Stored data:
· · · · · · ·
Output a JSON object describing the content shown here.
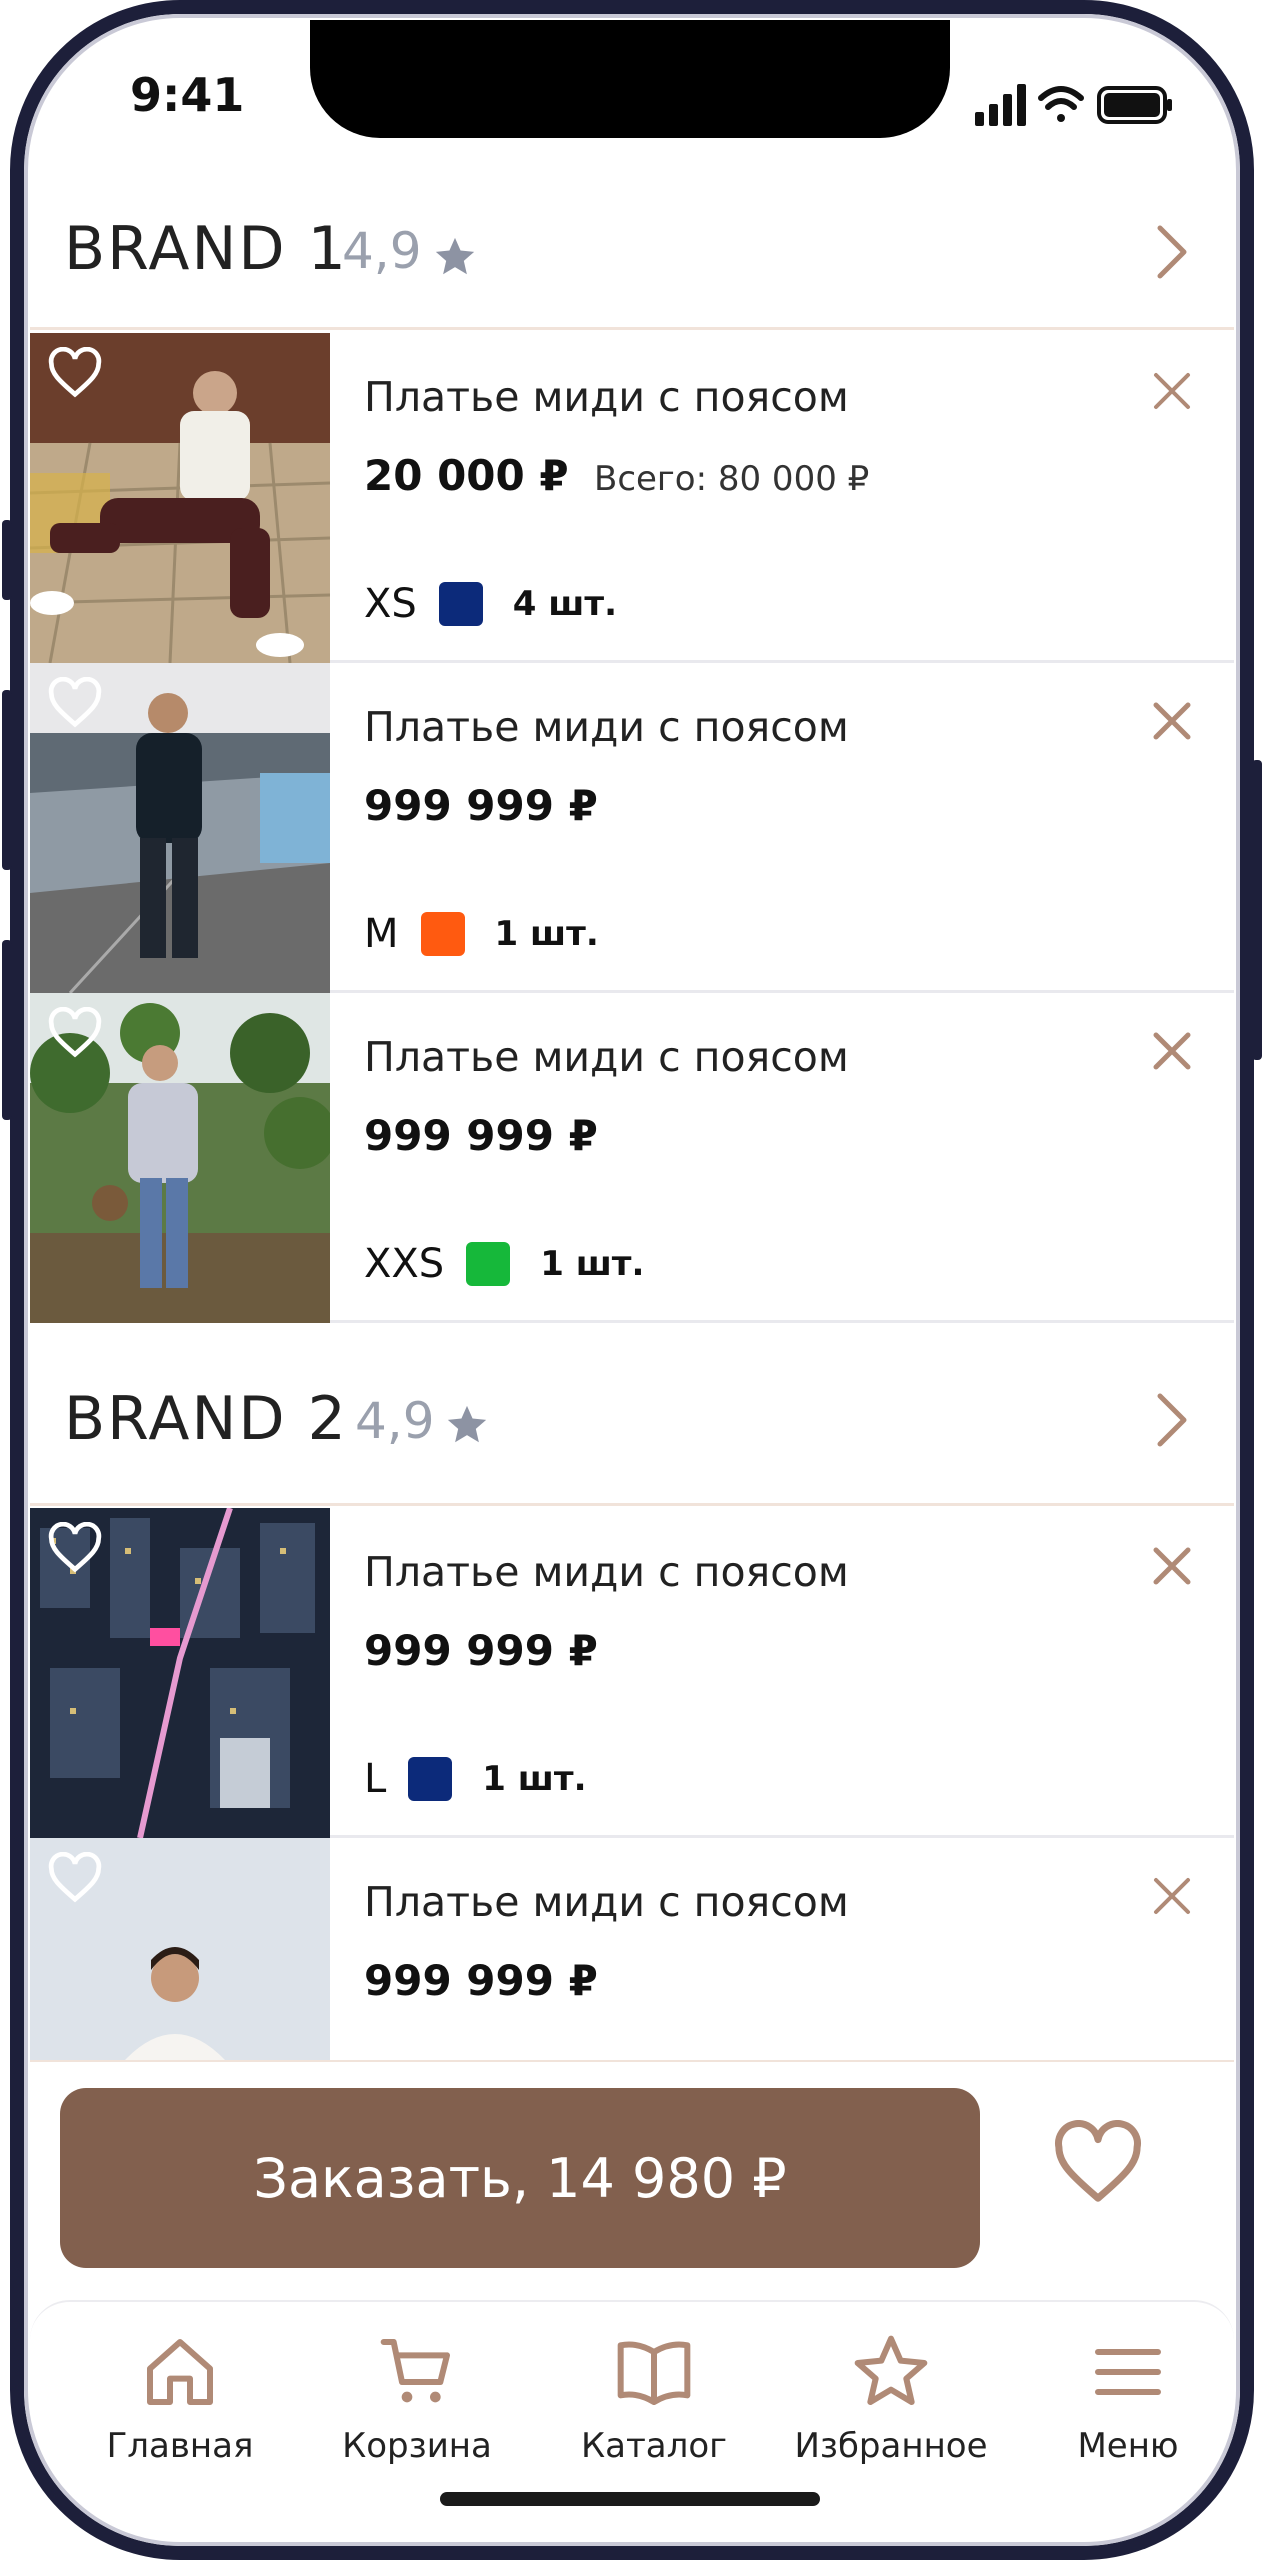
{
  "status": {
    "time": "9:41"
  },
  "brands": [
    {
      "name": "BRAND 1",
      "rating": "4,9"
    },
    {
      "name": "BRAND 2",
      "rating": "4,9"
    }
  ],
  "items": [
    {
      "title": "Платье миди с поясом",
      "price": "20 000 ₽",
      "total": "Всего: 80 000 ₽",
      "size": "XS",
      "color": "#0c2a7a",
      "qty": "4 шт."
    },
    {
      "title": "Платье миди с поясом",
      "price": "999 999 ₽",
      "total": "",
      "size": "M",
      "color": "#ff5a10",
      "qty": "1 шт."
    },
    {
      "title": "Платье миди с поясом",
      "price": "999 999 ₽",
      "total": "",
      "size": "XXS",
      "color": "#16b83a",
      "qty": "1 шт."
    },
    {
      "title": "Платье миди с поясом",
      "price": "999 999 ₽",
      "total": "",
      "size": "L",
      "color": "#0c2a7a",
      "qty": "1 шт."
    },
    {
      "title": "Платье миди с поясом",
      "price": "999 999 ₽",
      "total": "",
      "size": "",
      "color": "",
      "qty": ""
    }
  ],
  "order": {
    "label": "Заказать, 14 980 ₽"
  },
  "nav": [
    {
      "label": "Главная",
      "icon": "home-icon"
    },
    {
      "label": "Корзина",
      "icon": "cart-icon"
    },
    {
      "label": "Каталог",
      "icon": "book-icon"
    },
    {
      "label": "Избранное",
      "icon": "star-icon"
    },
    {
      "label": "Меню",
      "icon": "menu-icon"
    }
  ],
  "colors": {
    "accent": "#82604e",
    "icon": "#b08a76",
    "divider": "#f1e3da"
  }
}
· · · · · · ·
Problem description →
In the lines above, find each one with "icon" and list it.

Output for this exercise →
      "icon": "home-icon"
      "icon": "cart-icon"
      "icon": "book-icon"
      "icon": "star-icon"
      "icon": "menu-icon"
    "icon": "#b08a76",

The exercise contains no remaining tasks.